◆ WHAT YOU HAVE TO DO: The records below must be transcribed exactly. Do not include the pictures.

(Extracts from a graphics dataset)
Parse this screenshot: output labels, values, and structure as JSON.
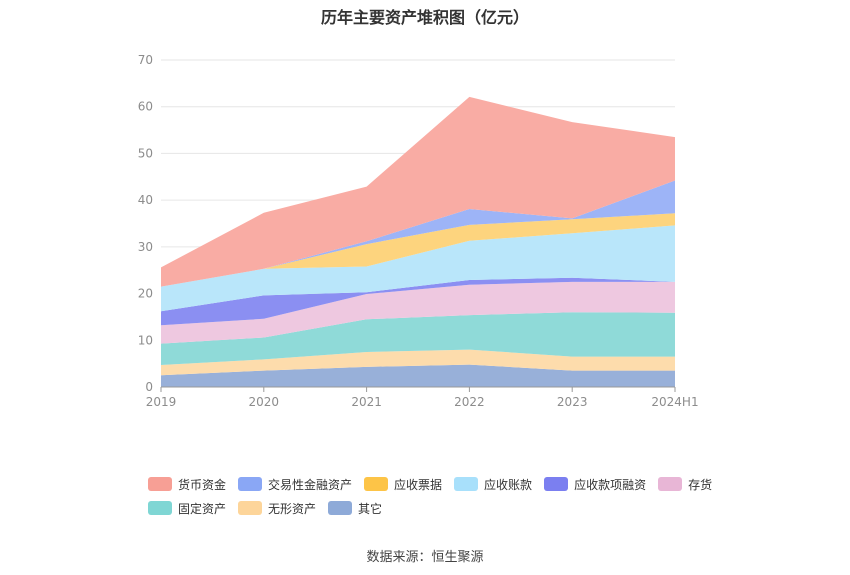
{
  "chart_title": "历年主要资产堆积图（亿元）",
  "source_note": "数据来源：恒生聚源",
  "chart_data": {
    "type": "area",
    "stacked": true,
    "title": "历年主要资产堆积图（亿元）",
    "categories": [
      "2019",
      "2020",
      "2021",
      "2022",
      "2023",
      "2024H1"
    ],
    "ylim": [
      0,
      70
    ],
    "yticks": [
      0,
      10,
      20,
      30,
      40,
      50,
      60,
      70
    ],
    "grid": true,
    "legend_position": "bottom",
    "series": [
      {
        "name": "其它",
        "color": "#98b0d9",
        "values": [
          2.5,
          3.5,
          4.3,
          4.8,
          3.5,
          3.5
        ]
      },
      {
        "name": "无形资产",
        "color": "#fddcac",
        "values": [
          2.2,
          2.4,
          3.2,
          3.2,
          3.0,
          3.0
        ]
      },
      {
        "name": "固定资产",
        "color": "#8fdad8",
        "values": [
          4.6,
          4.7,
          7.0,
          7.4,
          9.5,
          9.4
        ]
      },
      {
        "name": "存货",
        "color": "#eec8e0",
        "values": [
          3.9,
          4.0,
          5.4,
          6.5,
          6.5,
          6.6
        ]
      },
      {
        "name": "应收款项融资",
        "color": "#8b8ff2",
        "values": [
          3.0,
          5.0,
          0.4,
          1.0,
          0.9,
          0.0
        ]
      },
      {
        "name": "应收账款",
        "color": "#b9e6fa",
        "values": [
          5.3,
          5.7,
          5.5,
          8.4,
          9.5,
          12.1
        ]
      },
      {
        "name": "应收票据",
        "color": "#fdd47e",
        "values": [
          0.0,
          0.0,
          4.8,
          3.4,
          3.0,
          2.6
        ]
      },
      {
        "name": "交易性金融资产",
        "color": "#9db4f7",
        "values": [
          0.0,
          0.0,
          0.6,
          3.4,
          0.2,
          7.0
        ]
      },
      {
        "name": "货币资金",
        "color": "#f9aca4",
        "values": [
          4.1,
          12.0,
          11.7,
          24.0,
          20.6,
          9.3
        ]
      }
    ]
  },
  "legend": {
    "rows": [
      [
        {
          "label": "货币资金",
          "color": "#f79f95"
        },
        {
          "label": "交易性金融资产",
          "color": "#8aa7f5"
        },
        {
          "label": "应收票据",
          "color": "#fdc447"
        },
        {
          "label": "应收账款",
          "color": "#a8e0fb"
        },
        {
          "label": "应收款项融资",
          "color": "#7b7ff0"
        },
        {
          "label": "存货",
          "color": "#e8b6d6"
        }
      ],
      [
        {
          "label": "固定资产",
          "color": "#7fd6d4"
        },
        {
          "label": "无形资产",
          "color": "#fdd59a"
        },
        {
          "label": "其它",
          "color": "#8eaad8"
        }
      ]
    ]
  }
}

◆ RESULT OF THE TASK:
Parse this screenshot: output labels, values, and structure as JSON.
{
  "chart_title": "历年主要资产堆积图（亿元）",
  "source_note": "数据来源：恒生聚源",
  "chart_data": {
    "type": "area",
    "stacked": true,
    "title": "历年主要资产堆积图（亿元）",
    "categories": [
      "2019",
      "2020",
      "2021",
      "2022",
      "2023",
      "2024H1"
    ],
    "ylim": [
      0,
      70
    ],
    "yticks": [
      0,
      10,
      20,
      30,
      40,
      50,
      60,
      70
    ],
    "grid": true,
    "legend_position": "bottom",
    "series": [
      {
        "name": "其它",
        "color": "#98b0d9",
        "values": [
          2.5,
          3.5,
          4.3,
          4.8,
          3.5,
          3.5
        ]
      },
      {
        "name": "无形资产",
        "color": "#fddcac",
        "values": [
          2.2,
          2.4,
          3.2,
          3.2,
          3.0,
          3.0
        ]
      },
      {
        "name": "固定资产",
        "color": "#8fdad8",
        "values": [
          4.6,
          4.7,
          7.0,
          7.4,
          9.5,
          9.4
        ]
      },
      {
        "name": "存货",
        "color": "#eec8e0",
        "values": [
          3.9,
          4.0,
          5.4,
          6.5,
          6.5,
          6.6
        ]
      },
      {
        "name": "应收款项融资",
        "color": "#8b8ff2",
        "values": [
          3.0,
          5.0,
          0.4,
          1.0,
          0.9,
          0.0
        ]
      },
      {
        "name": "应收账款",
        "color": "#b9e6fa",
        "values": [
          5.3,
          5.7,
          5.5,
          8.4,
          9.5,
          12.1
        ]
      },
      {
        "name": "应收票据",
        "color": "#fdd47e",
        "values": [
          0.0,
          0.0,
          4.8,
          3.4,
          3.0,
          2.6
        ]
      },
      {
        "name": "交易性金融资产",
        "color": "#9db4f7",
        "values": [
          0.0,
          0.0,
          0.6,
          3.4,
          0.2,
          7.0
        ]
      },
      {
        "name": "货币资金",
        "color": "#f9aca4",
        "values": [
          4.1,
          12.0,
          11.7,
          24.0,
          20.6,
          9.3
        ]
      }
    ]
  },
  "legend": {
    "rows": [
      [
        {
          "label": "货币资金",
          "color": "#f79f95"
        },
        {
          "label": "交易性金融资产",
          "color": "#8aa7f5"
        },
        {
          "label": "应收票据",
          "color": "#fdc447"
        },
        {
          "label": "应收账款",
          "color": "#a8e0fb"
        },
        {
          "label": "应收款项融资",
          "color": "#7b7ff0"
        },
        {
          "label": "存货",
          "color": "#e8b6d6"
        }
      ],
      [
        {
          "label": "固定资产",
          "color": "#7fd6d4"
        },
        {
          "label": "无形资产",
          "color": "#fdd59a"
        },
        {
          "label": "其它",
          "color": "#8eaad8"
        }
      ]
    ]
  }
}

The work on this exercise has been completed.